**Task material:**

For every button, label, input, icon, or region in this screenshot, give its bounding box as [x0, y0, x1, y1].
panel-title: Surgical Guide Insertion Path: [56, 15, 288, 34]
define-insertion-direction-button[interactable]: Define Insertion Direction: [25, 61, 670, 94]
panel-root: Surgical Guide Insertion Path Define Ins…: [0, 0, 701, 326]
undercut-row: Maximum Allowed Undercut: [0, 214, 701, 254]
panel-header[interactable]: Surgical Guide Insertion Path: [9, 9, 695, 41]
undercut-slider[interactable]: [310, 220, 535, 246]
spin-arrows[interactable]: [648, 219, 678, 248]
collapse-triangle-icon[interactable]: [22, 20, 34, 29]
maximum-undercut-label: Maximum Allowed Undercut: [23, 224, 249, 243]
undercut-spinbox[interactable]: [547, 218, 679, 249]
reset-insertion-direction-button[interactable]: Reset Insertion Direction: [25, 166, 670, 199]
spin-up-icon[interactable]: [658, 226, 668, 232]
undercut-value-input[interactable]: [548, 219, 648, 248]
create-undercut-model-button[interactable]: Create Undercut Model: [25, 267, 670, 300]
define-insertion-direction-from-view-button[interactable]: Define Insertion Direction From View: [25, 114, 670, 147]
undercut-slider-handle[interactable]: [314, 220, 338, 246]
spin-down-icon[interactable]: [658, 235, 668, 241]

**Stated goal:**
Reproduce every item above verbatim, keeping each line and its order unchanged.

**Final answer:**
For every button, label, input, icon, or region in this screenshot, give its bounding box as [x0, y0, x1, y1].
panel-title: Surgical Guide Insertion Path: [56, 15, 288, 34]
define-insertion-direction-button[interactable]: Define Insertion Direction: [25, 61, 670, 94]
panel-root: Surgical Guide Insertion Path Define Ins…: [0, 0, 701, 326]
undercut-row: Maximum Allowed Undercut: [0, 214, 701, 254]
panel-header[interactable]: Surgical Guide Insertion Path: [9, 9, 695, 41]
undercut-slider[interactable]: [310, 220, 535, 246]
spin-arrows[interactable]: [648, 219, 678, 248]
collapse-triangle-icon[interactable]: [22, 20, 34, 29]
maximum-undercut-label: Maximum Allowed Undercut: [23, 224, 249, 243]
undercut-spinbox[interactable]: [547, 218, 679, 249]
reset-insertion-direction-button[interactable]: Reset Insertion Direction: [25, 166, 670, 199]
spin-up-icon[interactable]: [658, 226, 668, 232]
undercut-value-input[interactable]: [548, 219, 648, 248]
create-undercut-model-button[interactable]: Create Undercut Model: [25, 267, 670, 300]
define-insertion-direction-from-view-button[interactable]: Define Insertion Direction From View: [25, 114, 670, 147]
undercut-slider-handle[interactable]: [314, 220, 338, 246]
spin-down-icon[interactable]: [658, 235, 668, 241]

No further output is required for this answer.